*Brief*. Print all of the data exactly.

Records that describe figures
----

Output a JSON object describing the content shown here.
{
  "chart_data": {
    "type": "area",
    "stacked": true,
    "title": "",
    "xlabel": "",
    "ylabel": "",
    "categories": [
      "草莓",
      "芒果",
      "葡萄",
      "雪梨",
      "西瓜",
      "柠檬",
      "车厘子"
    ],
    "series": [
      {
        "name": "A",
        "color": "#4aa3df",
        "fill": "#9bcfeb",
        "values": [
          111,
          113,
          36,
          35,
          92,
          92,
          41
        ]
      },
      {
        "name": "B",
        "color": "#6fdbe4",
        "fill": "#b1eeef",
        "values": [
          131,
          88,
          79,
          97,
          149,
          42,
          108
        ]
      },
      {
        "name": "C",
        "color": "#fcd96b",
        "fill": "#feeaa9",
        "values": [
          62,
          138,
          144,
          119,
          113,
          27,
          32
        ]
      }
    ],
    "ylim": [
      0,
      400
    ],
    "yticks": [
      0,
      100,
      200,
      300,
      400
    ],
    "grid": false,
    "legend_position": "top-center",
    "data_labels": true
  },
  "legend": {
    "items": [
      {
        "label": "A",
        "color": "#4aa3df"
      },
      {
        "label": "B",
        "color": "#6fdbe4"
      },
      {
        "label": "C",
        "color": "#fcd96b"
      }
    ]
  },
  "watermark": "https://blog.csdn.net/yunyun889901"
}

----

*Written response*.
Output a JSON object describing the content shown here.
{
  "chart_data": {
    "type": "area",
    "stacked": true,
    "title": "",
    "xlabel": "",
    "ylabel": "",
    "categories": [
      "草莓",
      "芒果",
      "葡萄",
      "雪梨",
      "西瓜",
      "柠檬",
      "车厘子"
    ],
    "series": [
      {
        "name": "A",
        "color": "#4aa3df",
        "fill": "#9bcfeb",
        "values": [
          111,
          113,
          36,
          35,
          92,
          92,
          41
        ]
      },
      {
        "name": "B",
        "color": "#6fdbe4",
        "fill": "#b1eeef",
        "values": [
          131,
          88,
          79,
          97,
          149,
          42,
          108
        ]
      },
      {
        "name": "C",
        "color": "#fcd96b",
        "fill": "#feeaa9",
        "values": [
          62,
          138,
          144,
          119,
          113,
          27,
          32
        ]
      }
    ],
    "ylim": [
      0,
      400
    ],
    "yticks": [
      0,
      100,
      200,
      300,
      400
    ],
    "grid": false,
    "legend_position": "top-center",
    "data_labels": true
  },
  "legend": {
    "items": [
      {
        "label": "A",
        "color": "#4aa3df"
      },
      {
        "label": "B",
        "color": "#6fdbe4"
      },
      {
        "label": "C",
        "color": "#fcd96b"
      }
    ]
  },
  "watermark": "https://blog.csdn.net/yunyun889901"
}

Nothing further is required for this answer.